> _TASK DETAILS_
What lines of the data include the string "ylabel"? Copy them all.
— Begin LISTED RECORDS —
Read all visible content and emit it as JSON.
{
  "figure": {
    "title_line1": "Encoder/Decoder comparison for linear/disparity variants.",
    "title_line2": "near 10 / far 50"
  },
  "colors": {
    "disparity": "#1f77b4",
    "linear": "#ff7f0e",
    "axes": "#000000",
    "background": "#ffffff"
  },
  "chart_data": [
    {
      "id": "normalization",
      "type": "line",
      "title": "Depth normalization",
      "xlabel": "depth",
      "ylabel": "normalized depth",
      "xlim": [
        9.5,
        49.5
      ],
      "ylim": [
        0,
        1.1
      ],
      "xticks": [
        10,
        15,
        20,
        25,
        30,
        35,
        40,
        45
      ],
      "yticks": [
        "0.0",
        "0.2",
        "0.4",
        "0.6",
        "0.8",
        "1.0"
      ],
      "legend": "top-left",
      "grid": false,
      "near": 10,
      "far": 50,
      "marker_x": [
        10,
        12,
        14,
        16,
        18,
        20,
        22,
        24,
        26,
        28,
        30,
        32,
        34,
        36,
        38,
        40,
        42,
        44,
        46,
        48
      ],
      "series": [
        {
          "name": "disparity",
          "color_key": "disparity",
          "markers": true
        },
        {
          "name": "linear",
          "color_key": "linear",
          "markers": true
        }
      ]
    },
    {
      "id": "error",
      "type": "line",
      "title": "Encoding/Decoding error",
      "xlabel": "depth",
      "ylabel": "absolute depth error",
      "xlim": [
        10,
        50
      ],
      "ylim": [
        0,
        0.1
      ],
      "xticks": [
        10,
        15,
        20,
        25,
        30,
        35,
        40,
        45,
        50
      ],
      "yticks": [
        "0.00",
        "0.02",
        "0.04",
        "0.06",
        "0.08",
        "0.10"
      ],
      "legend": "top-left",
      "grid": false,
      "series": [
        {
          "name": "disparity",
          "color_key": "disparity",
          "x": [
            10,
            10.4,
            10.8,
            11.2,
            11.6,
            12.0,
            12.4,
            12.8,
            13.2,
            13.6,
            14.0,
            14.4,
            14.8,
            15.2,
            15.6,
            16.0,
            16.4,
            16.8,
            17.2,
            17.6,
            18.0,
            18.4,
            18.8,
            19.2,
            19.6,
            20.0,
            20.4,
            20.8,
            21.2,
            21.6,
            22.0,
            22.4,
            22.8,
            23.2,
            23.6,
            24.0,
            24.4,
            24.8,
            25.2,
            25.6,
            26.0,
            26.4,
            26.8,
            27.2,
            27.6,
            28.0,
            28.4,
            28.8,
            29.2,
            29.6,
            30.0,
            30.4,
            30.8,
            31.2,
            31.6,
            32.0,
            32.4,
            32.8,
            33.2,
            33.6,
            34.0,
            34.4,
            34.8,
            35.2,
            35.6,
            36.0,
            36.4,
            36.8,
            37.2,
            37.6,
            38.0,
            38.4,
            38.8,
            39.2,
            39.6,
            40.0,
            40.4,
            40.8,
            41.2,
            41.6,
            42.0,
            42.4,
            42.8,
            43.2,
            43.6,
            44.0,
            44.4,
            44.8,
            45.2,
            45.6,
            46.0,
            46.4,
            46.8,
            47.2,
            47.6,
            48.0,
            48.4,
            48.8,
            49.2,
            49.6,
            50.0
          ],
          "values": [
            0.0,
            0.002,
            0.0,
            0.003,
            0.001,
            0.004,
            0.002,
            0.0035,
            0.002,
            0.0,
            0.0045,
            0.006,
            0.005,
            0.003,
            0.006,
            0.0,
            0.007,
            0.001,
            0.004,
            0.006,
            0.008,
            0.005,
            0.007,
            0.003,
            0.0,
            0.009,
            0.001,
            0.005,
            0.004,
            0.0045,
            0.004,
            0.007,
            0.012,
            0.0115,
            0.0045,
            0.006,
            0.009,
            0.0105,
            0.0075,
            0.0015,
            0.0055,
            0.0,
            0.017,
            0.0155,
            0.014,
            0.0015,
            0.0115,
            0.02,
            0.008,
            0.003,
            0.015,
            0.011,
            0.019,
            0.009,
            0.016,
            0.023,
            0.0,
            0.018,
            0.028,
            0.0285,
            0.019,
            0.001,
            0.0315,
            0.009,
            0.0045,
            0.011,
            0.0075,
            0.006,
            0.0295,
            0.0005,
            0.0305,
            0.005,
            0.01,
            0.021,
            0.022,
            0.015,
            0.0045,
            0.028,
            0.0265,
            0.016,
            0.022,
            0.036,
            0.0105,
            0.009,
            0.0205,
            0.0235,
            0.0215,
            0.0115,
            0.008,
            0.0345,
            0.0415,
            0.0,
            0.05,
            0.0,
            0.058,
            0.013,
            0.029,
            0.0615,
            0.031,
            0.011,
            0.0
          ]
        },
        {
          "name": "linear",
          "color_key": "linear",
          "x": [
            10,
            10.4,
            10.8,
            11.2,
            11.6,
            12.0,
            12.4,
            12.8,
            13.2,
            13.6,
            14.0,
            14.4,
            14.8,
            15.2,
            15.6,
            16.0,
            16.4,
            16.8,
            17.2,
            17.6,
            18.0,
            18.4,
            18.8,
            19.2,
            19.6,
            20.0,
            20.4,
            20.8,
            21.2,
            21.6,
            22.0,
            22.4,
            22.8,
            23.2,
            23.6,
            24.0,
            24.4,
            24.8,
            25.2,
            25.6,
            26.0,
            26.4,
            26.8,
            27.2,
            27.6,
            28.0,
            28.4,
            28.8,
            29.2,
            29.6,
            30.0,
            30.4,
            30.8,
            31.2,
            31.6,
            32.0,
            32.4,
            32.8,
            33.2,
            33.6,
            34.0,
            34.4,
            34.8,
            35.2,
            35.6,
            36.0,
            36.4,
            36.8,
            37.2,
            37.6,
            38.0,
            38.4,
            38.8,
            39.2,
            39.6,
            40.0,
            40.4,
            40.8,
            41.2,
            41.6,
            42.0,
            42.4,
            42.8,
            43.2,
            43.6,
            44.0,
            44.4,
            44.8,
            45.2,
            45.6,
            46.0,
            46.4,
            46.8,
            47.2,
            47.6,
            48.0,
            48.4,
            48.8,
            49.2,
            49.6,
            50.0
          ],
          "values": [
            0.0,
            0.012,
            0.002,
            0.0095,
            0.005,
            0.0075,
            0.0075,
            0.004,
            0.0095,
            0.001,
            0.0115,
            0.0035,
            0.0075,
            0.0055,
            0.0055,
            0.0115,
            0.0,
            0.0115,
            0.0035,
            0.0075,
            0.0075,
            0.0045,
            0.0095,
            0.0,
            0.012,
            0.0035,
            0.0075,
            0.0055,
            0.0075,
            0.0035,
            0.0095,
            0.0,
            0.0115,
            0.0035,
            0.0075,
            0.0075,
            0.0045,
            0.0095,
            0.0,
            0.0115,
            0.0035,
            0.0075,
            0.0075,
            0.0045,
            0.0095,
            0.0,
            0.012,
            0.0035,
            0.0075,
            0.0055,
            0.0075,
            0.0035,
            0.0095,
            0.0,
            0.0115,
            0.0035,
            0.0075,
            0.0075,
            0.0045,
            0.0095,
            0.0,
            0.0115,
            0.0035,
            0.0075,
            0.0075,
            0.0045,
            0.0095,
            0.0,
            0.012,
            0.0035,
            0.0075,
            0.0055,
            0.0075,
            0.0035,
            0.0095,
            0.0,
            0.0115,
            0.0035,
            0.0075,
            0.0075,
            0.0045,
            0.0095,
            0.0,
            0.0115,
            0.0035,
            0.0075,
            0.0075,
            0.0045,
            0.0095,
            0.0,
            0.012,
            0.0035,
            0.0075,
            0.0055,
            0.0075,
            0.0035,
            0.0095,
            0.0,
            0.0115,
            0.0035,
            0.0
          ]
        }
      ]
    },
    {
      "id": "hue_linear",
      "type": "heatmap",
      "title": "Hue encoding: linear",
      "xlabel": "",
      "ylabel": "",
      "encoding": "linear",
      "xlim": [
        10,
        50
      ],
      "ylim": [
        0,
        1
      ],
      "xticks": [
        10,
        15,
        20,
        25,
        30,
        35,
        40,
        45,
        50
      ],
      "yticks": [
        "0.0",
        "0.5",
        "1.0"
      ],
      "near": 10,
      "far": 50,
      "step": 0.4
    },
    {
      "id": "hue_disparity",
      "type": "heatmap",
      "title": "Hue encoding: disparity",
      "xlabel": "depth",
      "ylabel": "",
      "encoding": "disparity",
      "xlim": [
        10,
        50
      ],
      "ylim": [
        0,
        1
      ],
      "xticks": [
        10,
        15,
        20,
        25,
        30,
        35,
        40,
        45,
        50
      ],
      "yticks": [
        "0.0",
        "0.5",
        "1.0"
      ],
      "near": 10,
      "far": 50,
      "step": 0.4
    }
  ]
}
— End LISTED RECORDS —
> _WRITTEN RESPONSE_
      "ylabel": "normalized depth",
      "ylabel": "absolute depth error",
      "ylabel": "",
      "ylabel": "",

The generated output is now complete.